**** Exercise data ****

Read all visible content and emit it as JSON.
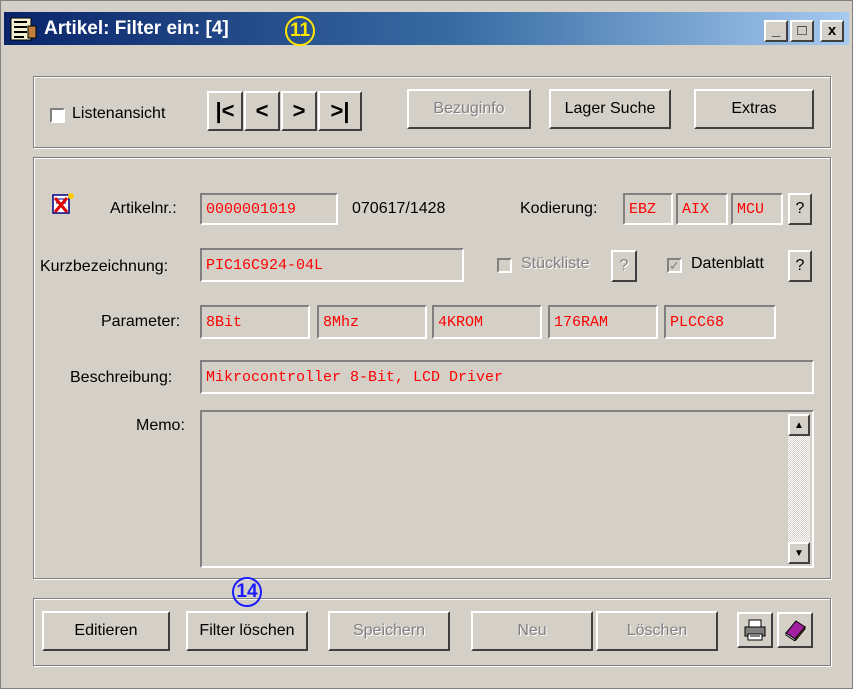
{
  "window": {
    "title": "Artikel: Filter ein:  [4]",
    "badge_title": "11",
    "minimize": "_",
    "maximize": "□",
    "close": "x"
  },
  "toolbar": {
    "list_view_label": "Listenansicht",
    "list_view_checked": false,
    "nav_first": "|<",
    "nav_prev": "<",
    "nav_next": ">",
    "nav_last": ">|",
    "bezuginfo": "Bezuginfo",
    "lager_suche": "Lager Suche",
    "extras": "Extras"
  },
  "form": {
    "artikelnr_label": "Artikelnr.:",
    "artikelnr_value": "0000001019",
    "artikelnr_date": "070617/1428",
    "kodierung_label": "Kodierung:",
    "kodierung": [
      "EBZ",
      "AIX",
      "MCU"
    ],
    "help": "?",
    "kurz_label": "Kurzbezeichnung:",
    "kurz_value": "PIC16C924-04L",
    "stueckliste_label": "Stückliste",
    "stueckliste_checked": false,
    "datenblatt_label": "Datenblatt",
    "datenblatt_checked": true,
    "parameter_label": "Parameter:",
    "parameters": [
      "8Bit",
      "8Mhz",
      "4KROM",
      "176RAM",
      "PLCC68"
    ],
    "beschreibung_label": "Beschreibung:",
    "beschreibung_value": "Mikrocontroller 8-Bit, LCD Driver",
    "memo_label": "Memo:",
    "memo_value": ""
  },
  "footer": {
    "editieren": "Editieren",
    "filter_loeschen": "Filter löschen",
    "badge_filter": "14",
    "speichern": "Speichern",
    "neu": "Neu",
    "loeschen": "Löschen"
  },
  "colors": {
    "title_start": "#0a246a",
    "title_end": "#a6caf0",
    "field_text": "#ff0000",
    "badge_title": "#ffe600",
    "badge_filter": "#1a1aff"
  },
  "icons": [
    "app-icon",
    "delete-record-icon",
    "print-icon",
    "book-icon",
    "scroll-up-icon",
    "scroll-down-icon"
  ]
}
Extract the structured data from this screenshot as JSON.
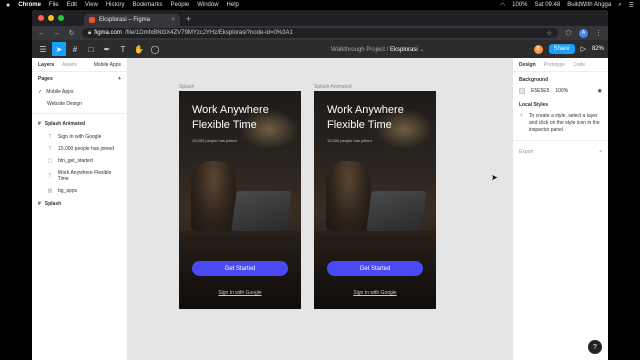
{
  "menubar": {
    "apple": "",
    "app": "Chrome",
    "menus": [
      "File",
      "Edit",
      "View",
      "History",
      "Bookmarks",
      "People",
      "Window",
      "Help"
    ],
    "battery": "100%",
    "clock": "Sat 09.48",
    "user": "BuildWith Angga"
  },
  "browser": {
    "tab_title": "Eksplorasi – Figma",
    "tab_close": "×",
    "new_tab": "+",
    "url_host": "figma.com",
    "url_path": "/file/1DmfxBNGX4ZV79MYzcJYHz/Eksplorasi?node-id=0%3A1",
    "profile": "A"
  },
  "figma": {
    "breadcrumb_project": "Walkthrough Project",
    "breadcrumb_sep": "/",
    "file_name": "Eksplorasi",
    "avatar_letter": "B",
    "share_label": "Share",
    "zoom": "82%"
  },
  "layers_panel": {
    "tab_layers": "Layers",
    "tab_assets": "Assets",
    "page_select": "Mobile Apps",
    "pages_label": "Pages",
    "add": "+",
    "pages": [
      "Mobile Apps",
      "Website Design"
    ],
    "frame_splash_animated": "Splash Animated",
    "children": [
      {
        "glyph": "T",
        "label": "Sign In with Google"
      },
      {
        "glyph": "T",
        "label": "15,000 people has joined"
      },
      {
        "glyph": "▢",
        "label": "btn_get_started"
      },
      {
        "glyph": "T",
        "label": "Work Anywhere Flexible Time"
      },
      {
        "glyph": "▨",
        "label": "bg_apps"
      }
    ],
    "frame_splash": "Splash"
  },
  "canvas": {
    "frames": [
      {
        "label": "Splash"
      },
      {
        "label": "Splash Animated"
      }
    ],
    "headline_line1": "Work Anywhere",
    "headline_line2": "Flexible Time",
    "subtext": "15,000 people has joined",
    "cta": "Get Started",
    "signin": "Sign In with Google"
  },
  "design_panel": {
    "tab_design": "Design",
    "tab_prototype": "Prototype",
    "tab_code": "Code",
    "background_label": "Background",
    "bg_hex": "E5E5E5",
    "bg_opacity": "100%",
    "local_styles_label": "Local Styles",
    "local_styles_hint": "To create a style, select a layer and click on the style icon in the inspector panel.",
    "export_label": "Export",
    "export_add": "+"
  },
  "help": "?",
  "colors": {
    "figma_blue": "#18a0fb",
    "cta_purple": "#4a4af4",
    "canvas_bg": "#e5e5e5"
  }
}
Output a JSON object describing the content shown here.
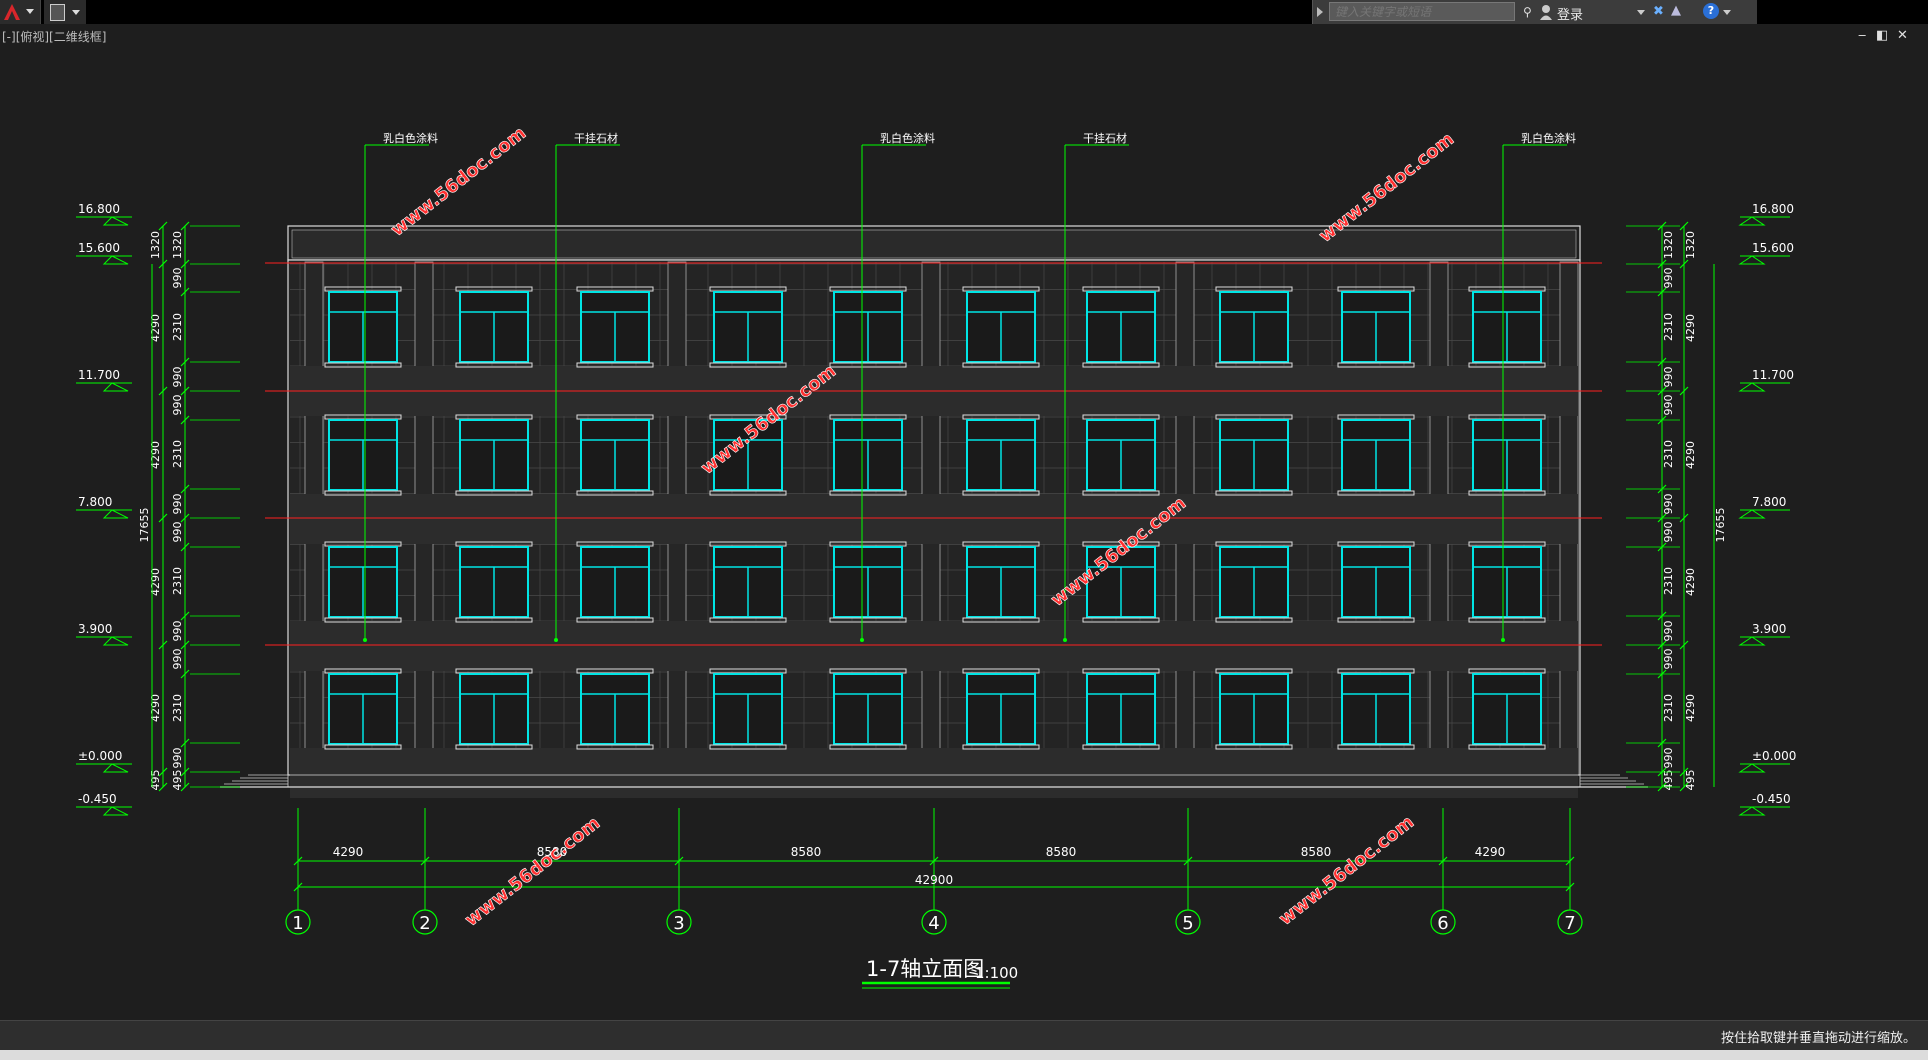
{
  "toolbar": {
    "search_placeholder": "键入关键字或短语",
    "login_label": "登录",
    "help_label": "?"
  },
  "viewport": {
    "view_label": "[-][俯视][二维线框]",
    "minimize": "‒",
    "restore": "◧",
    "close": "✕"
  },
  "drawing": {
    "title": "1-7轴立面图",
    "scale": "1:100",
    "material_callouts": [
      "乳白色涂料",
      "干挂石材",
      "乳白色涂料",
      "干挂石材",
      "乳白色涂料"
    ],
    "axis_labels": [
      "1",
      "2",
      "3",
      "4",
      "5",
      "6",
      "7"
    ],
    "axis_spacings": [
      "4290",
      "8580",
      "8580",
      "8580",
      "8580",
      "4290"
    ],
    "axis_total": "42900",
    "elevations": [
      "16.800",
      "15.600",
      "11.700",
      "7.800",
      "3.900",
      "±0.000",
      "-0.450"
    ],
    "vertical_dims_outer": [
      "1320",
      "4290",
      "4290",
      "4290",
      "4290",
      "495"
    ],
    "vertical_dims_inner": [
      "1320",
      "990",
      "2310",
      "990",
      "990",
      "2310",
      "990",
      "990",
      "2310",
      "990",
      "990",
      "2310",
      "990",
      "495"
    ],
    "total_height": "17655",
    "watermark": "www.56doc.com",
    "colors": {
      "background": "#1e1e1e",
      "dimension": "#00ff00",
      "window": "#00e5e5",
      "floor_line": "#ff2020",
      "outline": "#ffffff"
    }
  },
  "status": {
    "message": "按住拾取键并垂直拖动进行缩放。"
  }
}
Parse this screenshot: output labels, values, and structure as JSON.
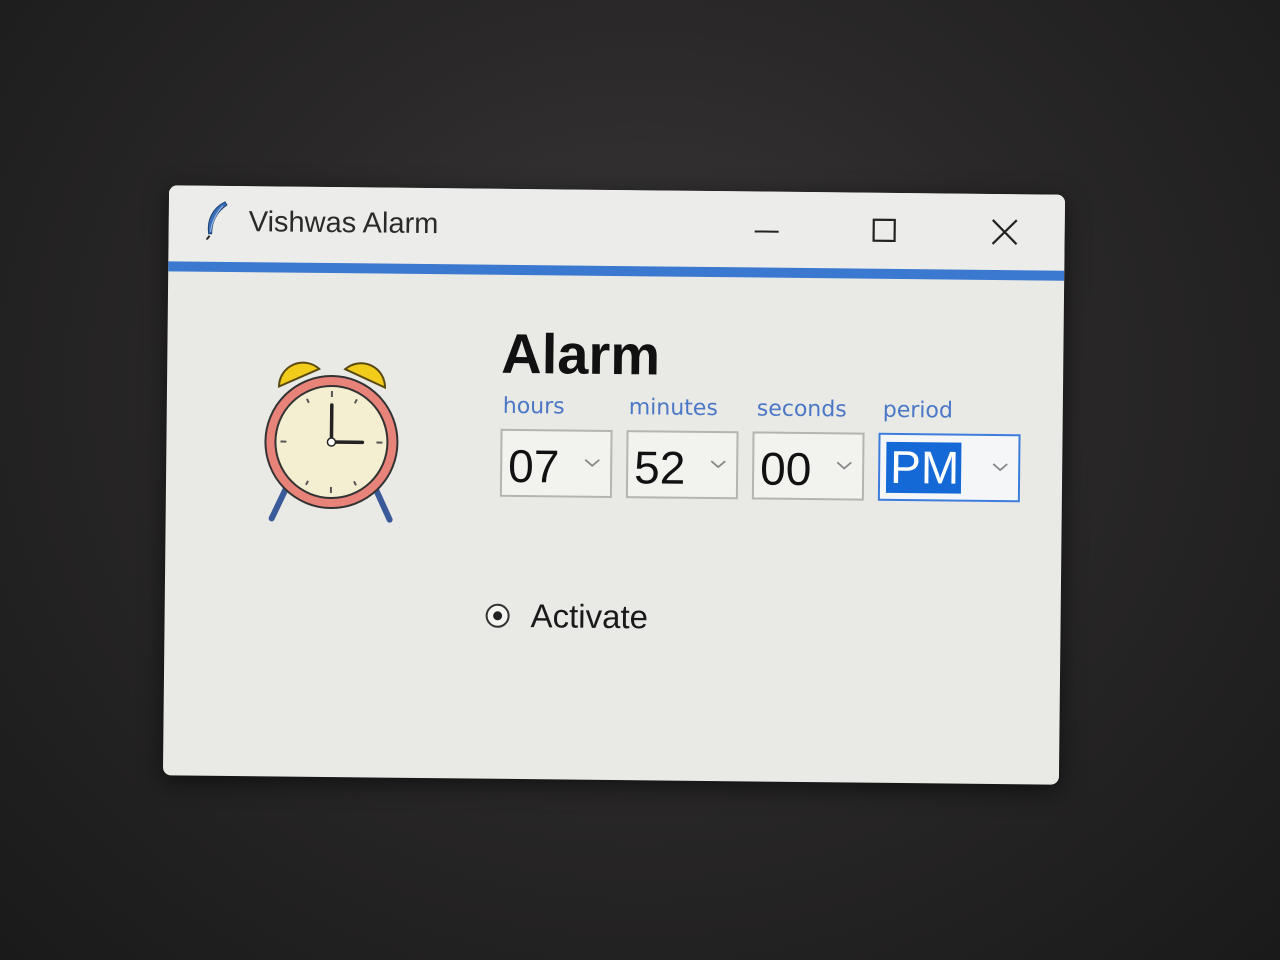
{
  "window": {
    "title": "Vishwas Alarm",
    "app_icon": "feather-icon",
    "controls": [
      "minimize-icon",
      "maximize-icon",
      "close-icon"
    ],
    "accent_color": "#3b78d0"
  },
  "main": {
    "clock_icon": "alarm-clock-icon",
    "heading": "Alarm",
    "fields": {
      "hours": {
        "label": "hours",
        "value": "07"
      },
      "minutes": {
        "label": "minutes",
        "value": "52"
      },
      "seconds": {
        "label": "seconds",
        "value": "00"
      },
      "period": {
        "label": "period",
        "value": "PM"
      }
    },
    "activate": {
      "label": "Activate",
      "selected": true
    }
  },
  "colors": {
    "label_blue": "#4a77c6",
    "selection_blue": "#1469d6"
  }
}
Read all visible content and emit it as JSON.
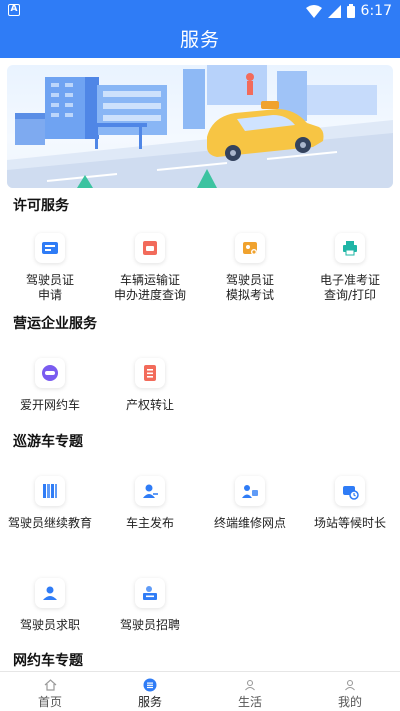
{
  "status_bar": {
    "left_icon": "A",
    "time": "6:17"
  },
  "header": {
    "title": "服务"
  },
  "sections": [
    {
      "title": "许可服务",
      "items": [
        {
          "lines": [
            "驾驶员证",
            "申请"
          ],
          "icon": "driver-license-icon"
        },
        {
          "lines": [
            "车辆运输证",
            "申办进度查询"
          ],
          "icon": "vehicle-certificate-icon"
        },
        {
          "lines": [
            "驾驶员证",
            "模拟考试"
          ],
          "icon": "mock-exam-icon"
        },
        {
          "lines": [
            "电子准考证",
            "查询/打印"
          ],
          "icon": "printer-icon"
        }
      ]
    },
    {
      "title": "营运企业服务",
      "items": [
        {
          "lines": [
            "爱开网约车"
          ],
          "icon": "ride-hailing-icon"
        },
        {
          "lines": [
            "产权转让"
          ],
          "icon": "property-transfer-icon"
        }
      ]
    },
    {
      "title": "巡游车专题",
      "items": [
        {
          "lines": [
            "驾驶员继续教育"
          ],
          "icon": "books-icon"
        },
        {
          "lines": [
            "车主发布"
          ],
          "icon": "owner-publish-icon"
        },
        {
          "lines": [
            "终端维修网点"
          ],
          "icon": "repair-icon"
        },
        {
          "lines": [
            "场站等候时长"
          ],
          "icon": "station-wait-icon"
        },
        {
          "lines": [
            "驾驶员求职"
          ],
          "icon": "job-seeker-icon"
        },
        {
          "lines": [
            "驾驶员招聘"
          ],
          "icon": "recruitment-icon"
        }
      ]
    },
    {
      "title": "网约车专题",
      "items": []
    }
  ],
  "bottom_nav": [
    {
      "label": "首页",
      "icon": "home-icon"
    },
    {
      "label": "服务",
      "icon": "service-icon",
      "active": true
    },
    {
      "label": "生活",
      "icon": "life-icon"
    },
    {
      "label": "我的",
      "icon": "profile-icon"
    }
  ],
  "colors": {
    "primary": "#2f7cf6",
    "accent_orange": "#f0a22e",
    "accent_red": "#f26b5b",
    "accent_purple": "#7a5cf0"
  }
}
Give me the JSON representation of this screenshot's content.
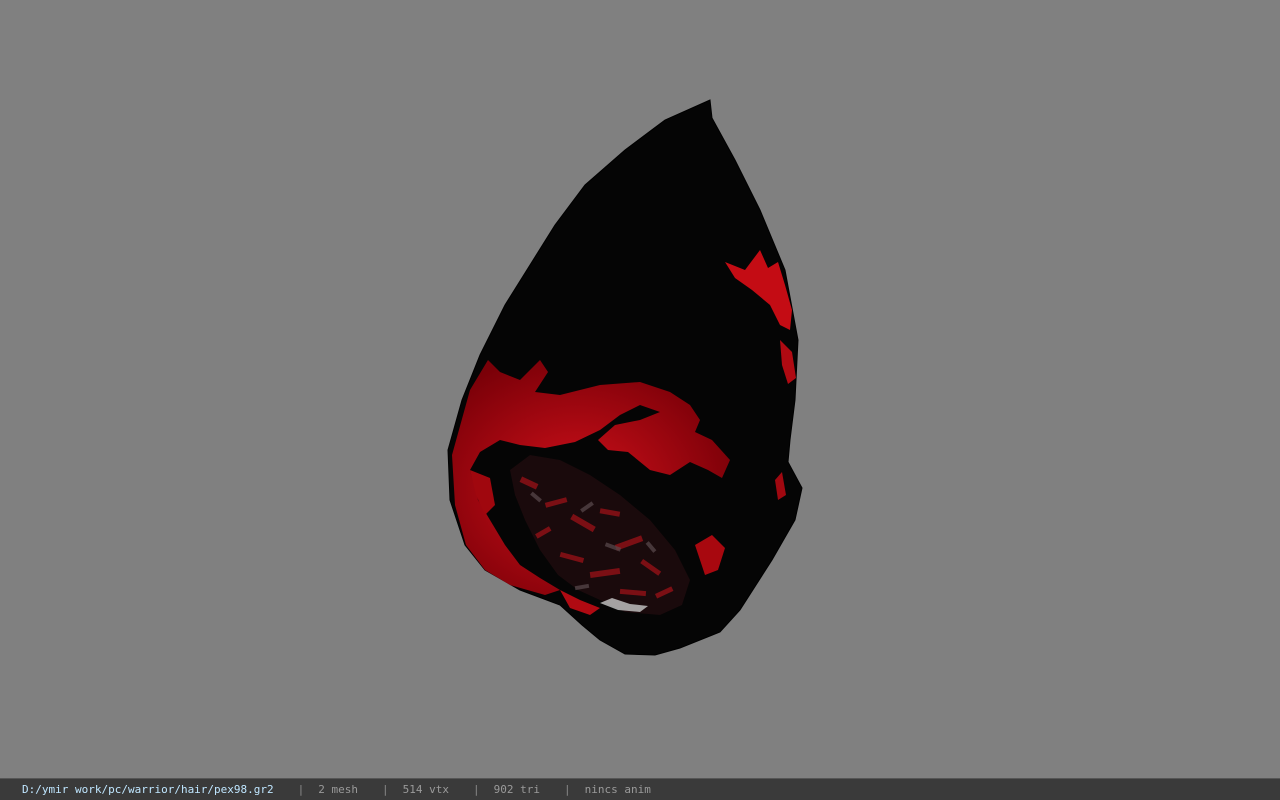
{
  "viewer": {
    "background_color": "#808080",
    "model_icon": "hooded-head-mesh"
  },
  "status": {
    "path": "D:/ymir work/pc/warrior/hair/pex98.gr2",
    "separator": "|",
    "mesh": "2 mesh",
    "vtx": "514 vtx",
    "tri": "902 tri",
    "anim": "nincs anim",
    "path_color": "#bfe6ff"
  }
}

****

Exercise. Search the data above for the string "true" and return every line that has it.

The output.
    "datenblatt_checked": true,
      "selected": true
      "active": true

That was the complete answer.